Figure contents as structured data

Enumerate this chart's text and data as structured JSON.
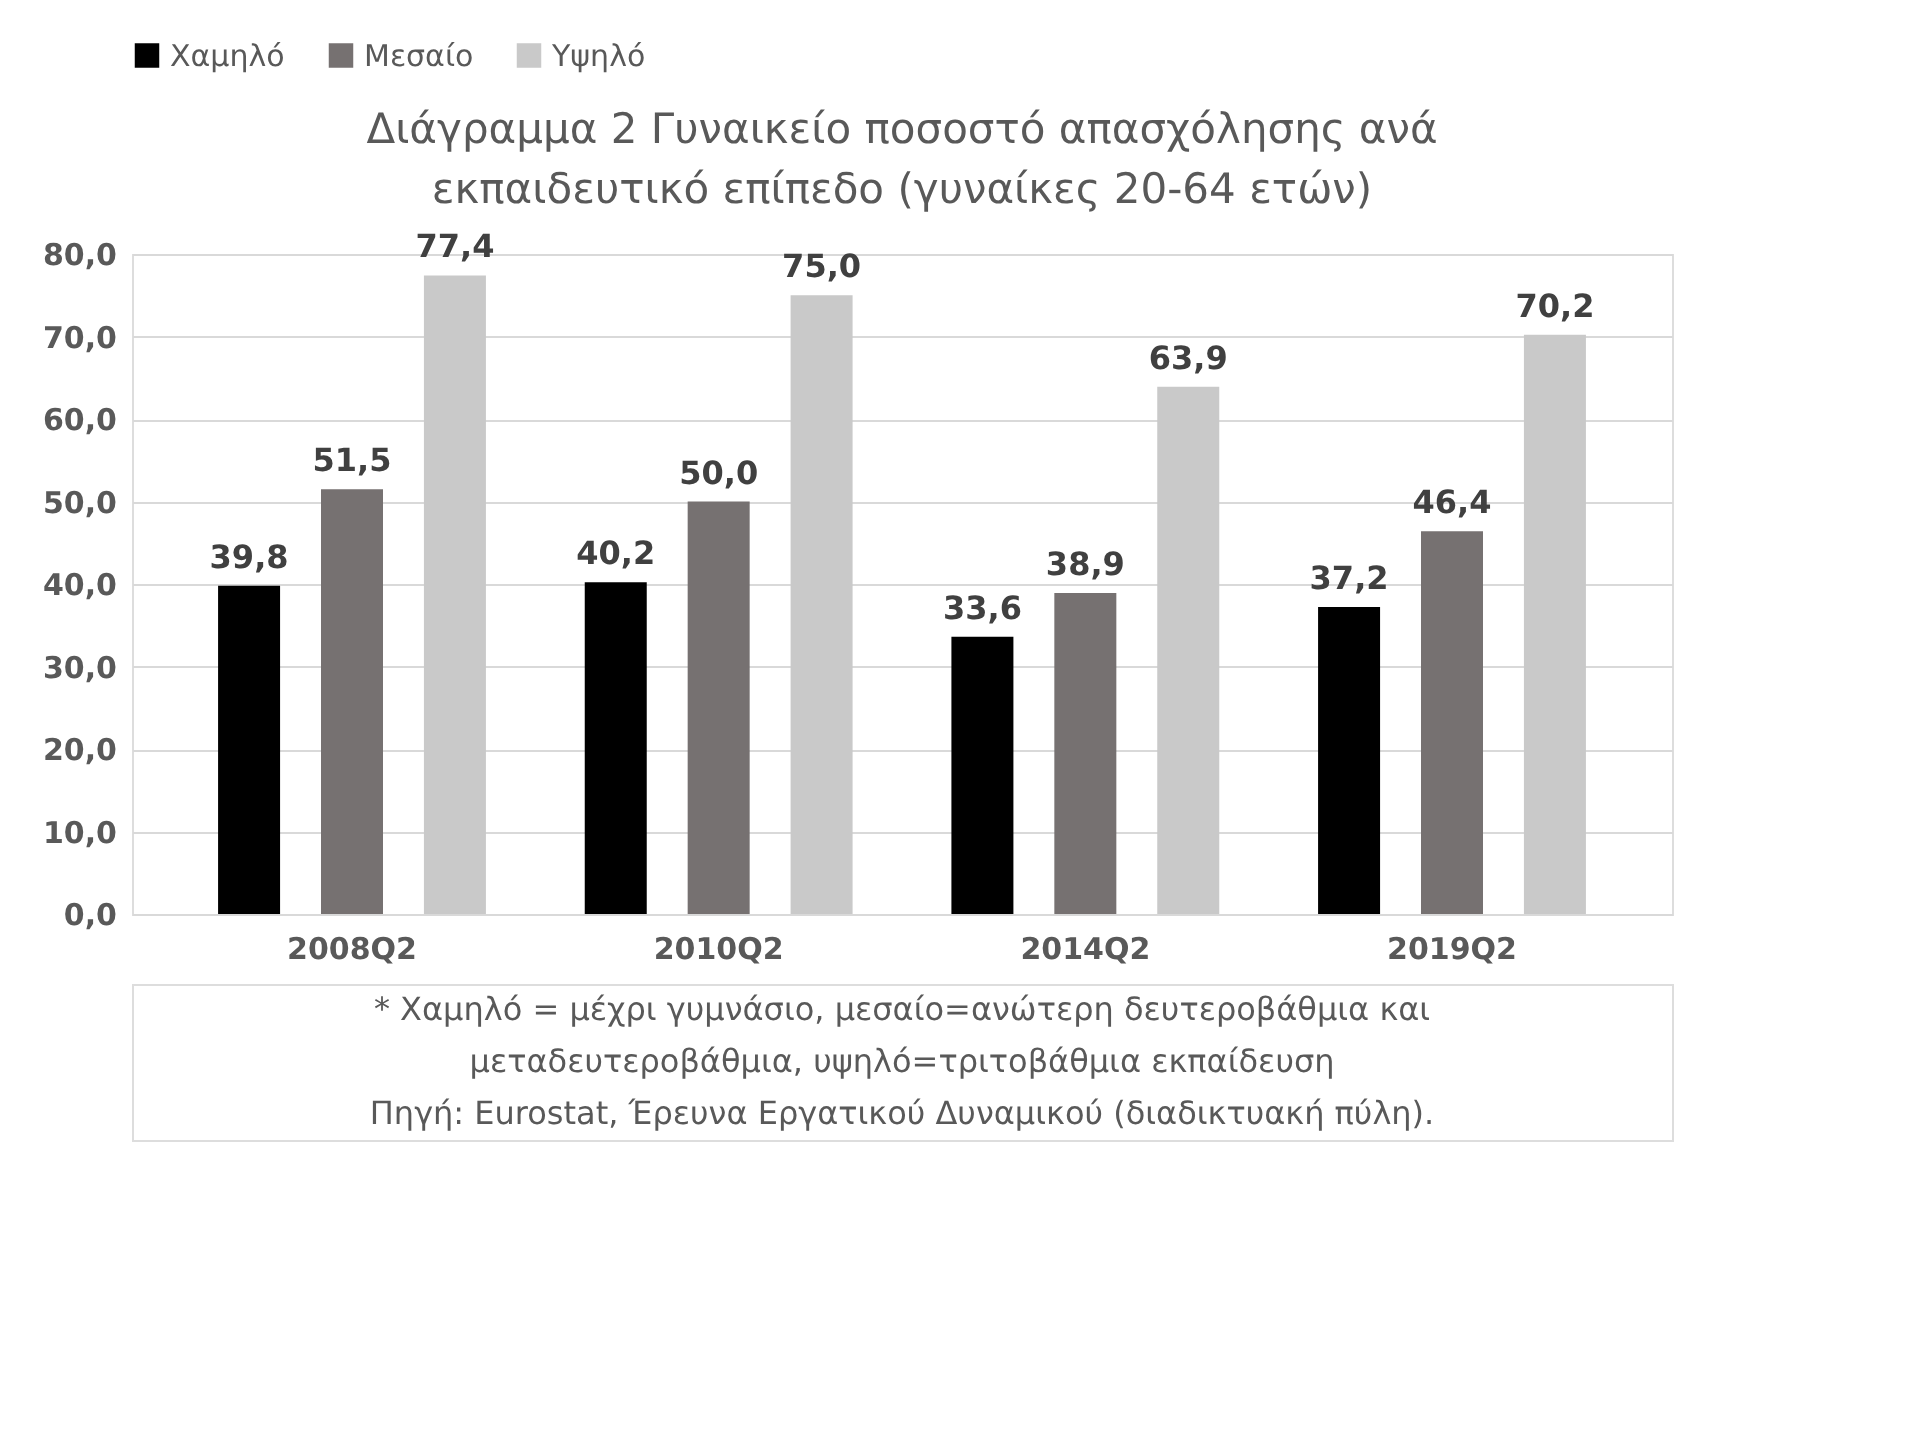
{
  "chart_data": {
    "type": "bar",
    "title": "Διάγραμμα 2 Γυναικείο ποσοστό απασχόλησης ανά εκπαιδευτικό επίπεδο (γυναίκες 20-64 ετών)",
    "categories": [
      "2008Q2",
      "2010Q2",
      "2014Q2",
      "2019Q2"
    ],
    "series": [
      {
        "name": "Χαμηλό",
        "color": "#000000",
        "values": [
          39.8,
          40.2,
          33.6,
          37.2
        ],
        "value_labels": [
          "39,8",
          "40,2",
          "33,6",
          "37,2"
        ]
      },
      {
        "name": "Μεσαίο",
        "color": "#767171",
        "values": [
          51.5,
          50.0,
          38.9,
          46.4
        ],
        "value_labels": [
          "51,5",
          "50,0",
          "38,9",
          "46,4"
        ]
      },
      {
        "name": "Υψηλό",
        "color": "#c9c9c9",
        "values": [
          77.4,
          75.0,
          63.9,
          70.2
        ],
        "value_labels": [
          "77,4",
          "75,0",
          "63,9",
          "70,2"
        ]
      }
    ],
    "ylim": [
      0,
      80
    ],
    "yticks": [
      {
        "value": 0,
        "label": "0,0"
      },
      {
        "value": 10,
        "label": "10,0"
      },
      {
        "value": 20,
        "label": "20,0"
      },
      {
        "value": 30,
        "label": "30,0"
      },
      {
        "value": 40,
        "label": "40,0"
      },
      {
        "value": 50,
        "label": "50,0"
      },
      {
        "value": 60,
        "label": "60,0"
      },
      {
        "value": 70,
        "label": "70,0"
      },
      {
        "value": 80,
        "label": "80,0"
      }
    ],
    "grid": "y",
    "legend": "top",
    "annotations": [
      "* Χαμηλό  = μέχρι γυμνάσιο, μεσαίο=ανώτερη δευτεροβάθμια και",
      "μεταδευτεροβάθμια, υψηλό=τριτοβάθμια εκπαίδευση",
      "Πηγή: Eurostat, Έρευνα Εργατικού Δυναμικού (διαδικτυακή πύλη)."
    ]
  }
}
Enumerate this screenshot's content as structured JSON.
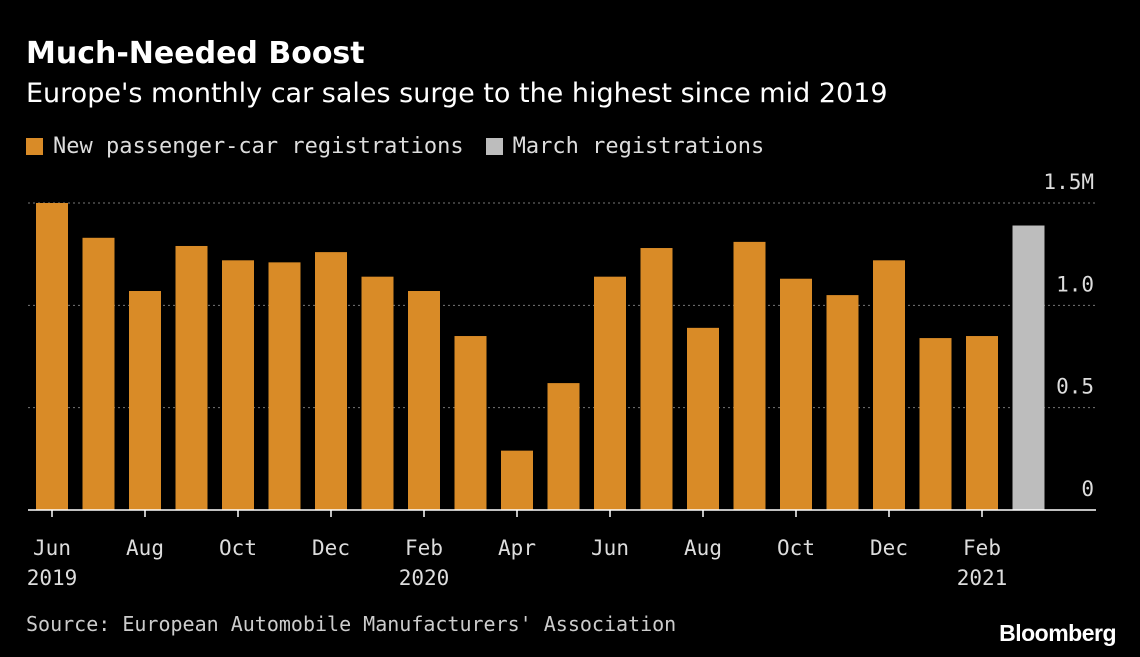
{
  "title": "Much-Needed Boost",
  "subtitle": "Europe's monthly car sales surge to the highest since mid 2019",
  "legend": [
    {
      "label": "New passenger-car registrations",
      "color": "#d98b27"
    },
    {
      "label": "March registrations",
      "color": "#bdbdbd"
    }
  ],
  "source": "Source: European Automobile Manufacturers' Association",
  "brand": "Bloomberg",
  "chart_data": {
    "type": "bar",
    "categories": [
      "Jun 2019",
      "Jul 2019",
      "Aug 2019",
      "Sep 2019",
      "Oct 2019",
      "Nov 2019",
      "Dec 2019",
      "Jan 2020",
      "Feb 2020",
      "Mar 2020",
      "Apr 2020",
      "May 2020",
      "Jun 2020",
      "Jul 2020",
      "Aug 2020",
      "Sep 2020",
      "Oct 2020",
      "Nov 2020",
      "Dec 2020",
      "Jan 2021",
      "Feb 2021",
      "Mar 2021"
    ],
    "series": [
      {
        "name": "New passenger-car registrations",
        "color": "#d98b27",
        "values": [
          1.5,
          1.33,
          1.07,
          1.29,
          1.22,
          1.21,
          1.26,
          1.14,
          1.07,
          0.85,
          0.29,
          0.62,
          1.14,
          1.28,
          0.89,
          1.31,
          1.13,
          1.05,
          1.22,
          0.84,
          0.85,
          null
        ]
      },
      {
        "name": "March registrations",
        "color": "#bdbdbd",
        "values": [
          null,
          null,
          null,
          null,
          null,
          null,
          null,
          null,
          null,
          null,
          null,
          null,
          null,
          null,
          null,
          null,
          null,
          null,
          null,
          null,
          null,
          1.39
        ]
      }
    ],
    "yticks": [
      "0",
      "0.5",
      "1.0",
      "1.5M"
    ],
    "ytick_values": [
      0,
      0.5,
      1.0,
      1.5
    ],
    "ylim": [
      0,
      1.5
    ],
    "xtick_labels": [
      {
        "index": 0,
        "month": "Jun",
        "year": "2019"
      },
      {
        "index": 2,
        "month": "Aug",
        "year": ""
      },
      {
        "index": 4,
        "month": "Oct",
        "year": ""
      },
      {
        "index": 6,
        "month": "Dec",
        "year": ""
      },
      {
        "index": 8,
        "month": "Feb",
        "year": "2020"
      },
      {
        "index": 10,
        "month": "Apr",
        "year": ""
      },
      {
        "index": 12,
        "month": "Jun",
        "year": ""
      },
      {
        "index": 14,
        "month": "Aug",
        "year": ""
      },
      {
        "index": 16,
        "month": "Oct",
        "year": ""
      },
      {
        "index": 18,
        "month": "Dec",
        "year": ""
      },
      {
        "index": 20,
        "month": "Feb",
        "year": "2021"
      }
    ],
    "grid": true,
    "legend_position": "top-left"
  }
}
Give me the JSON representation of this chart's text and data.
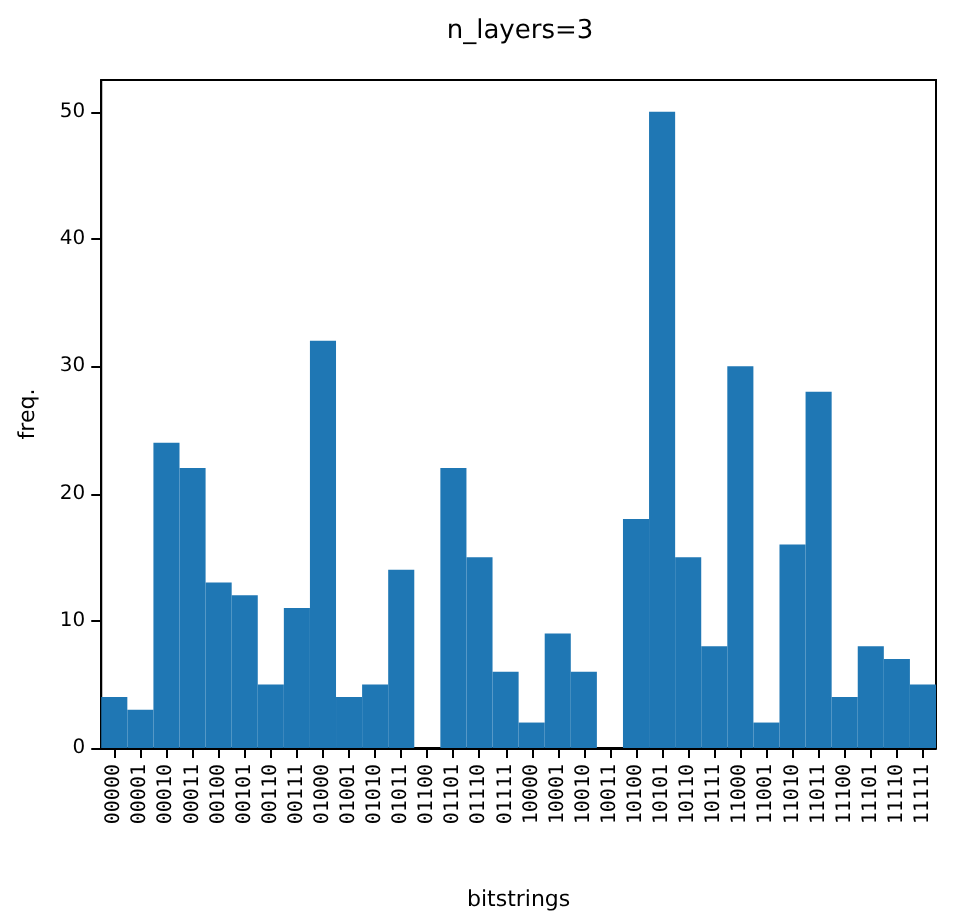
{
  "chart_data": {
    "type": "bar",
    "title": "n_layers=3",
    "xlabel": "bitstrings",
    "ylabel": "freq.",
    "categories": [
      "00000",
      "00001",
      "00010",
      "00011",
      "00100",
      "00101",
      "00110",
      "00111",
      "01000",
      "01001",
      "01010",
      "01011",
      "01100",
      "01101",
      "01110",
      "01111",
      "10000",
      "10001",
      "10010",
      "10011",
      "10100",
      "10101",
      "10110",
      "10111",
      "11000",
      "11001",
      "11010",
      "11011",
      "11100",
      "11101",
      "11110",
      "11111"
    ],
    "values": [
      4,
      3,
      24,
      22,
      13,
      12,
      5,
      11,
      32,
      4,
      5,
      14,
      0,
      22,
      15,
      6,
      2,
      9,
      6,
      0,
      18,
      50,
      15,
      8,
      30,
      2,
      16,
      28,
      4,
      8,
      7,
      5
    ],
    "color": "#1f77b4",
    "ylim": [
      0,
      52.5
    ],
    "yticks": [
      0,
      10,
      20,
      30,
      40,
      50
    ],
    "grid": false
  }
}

● **WRITTEN INSTRUCTION**
Write out all the records again, exactly, minus any pictures.

● **ANSWER TO THIS EXERCISE**
Enumerate this chart's text and data as structured JSON.
{
  "chart_data": {
    "type": "bar",
    "title": "Διάγραμμα 2 Γυναικείο ποσοστό απασχόλησης ανά εκπαιδευτικό επίπεδο (γυναίκες 20-64 ετών)",
    "categories": [
      "2008Q2",
      "2010Q2",
      "2014Q2",
      "2019Q2"
    ],
    "series": [
      {
        "name": "Χαμηλό",
        "color": "#000000",
        "values": [
          39.8,
          40.2,
          33.6,
          37.2
        ],
        "value_labels": [
          "39,8",
          "40,2",
          "33,6",
          "37,2"
        ]
      },
      {
        "name": "Μεσαίο",
        "color": "#767171",
        "values": [
          51.5,
          50.0,
          38.9,
          46.4
        ],
        "value_labels": [
          "51,5",
          "50,0",
          "38,9",
          "46,4"
        ]
      },
      {
        "name": "Υψηλό",
        "color": "#c9c9c9",
        "values": [
          77.4,
          75.0,
          63.9,
          70.2
        ],
        "value_labels": [
          "77,4",
          "75,0",
          "63,9",
          "70,2"
        ]
      }
    ],
    "ylim": [
      0,
      80
    ],
    "yticks": [
      {
        "value": 0,
        "label": "0,0"
      },
      {
        "value": 10,
        "label": "10,0"
      },
      {
        "value": 20,
        "label": "20,0"
      },
      {
        "value": 30,
        "label": "30,0"
      },
      {
        "value": 40,
        "label": "40,0"
      },
      {
        "value": 50,
        "label": "50,0"
      },
      {
        "value": 60,
        "label": "60,0"
      },
      {
        "value": 70,
        "label": "70,0"
      },
      {
        "value": 80,
        "label": "80,0"
      }
    ],
    "grid": "y",
    "legend": "top",
    "annotations": [
      "* Χαμηλό  = μέχρι γυμνάσιο, μεσαίο=ανώτερη δευτεροβάθμια και",
      "μεταδευτεροβάθμια, υψηλό=τριτοβάθμια εκπαίδευση",
      "Πηγή: Eurostat, Έρευνα Εργατικού Δυναμικού (διαδικτυακή πύλη)."
    ]
  }
}
Enumerate this screenshot's content as structured JSON.
{
  "title": "Much-Needed Boost",
  "subtitle": "Europe's monthly car sales surge to the highest since mid 2019",
  "legend": [
    {
      "label": "New passenger-car registrations",
      "color": "#d98b27"
    },
    {
      "label": "March registrations",
      "color": "#bdbdbd"
    }
  ],
  "source": "Source: European Automobile Manufacturers' Association",
  "brand": "Bloomberg",
  "chart_data": {
    "type": "bar",
    "categories": [
      "Jun 2019",
      "Jul 2019",
      "Aug 2019",
      "Sep 2019",
      "Oct 2019",
      "Nov 2019",
      "Dec 2019",
      "Jan 2020",
      "Feb 2020",
      "Mar 2020",
      "Apr 2020",
      "May 2020",
      "Jun 2020",
      "Jul 2020",
      "Aug 2020",
      "Sep 2020",
      "Oct 2020",
      "Nov 2020",
      "Dec 2020",
      "Jan 2021",
      "Feb 2021",
      "Mar 2021"
    ],
    "series": [
      {
        "name": "New passenger-car registrations",
        "color": "#d98b27",
        "values": [
          1.5,
          1.33,
          1.07,
          1.29,
          1.22,
          1.21,
          1.26,
          1.14,
          1.07,
          0.85,
          0.29,
          0.62,
          1.14,
          1.28,
          0.89,
          1.31,
          1.13,
          1.05,
          1.22,
          0.84,
          0.85,
          null
        ]
      },
      {
        "name": "March registrations",
        "color": "#bdbdbd",
        "values": [
          null,
          null,
          null,
          null,
          null,
          null,
          null,
          null,
          null,
          null,
          null,
          null,
          null,
          null,
          null,
          null,
          null,
          null,
          null,
          null,
          null,
          1.39
        ]
      }
    ],
    "yticks": [
      "0",
      "0.5",
      "1.0",
      "1.5M"
    ],
    "ytick_values": [
      0,
      0.5,
      1.0,
      1.5
    ],
    "ylim": [
      0,
      1.5
    ],
    "xtick_labels": [
      {
        "index": 0,
        "month": "Jun",
        "year": "2019"
      },
      {
        "index": 2,
        "month": "Aug",
        "year": ""
      },
      {
        "index": 4,
        "month": "Oct",
        "year": ""
      },
      {
        "index": 6,
        "month": "Dec",
        "year": ""
      },
      {
        "index": 8,
        "month": "Feb",
        "year": "2020"
      },
      {
        "index": 10,
        "month": "Apr",
        "year": ""
      },
      {
        "index": 12,
        "month": "Jun",
        "year": ""
      },
      {
        "index": 14,
        "month": "Aug",
        "year": ""
      },
      {
        "index": 16,
        "month": "Oct",
        "year": ""
      },
      {
        "index": 18,
        "month": "Dec",
        "year": ""
      },
      {
        "index": 20,
        "month": "Feb",
        "year": "2021"
      }
    ],
    "grid": true,
    "legend_position": "top-left"
  }
}
Give me the JSON representation of this chart's text and data.
{
  "chart_data": {
    "type": "bar",
    "title": "n_layers=3",
    "xlabel": "bitstrings",
    "ylabel": "freq.",
    "categories": [
      "00000",
      "00001",
      "00010",
      "00011",
      "00100",
      "00101",
      "00110",
      "00111",
      "01000",
      "01001",
      "01010",
      "01011",
      "01100",
      "01101",
      "01110",
      "01111",
      "10000",
      "10001",
      "10010",
      "10011",
      "10100",
      "10101",
      "10110",
      "10111",
      "11000",
      "11001",
      "11010",
      "11011",
      "11100",
      "11101",
      "11110",
      "11111"
    ],
    "values": [
      4,
      3,
      24,
      22,
      13,
      12,
      5,
      11,
      32,
      4,
      5,
      14,
      0,
      22,
      15,
      6,
      2,
      9,
      6,
      0,
      18,
      50,
      15,
      8,
      30,
      2,
      16,
      28,
      4,
      8,
      7,
      5
    ],
    "color": "#1f77b4",
    "ylim": [
      0,
      52.5
    ],
    "yticks": [
      0,
      10,
      20,
      30,
      40,
      50
    ],
    "grid": false
  }
}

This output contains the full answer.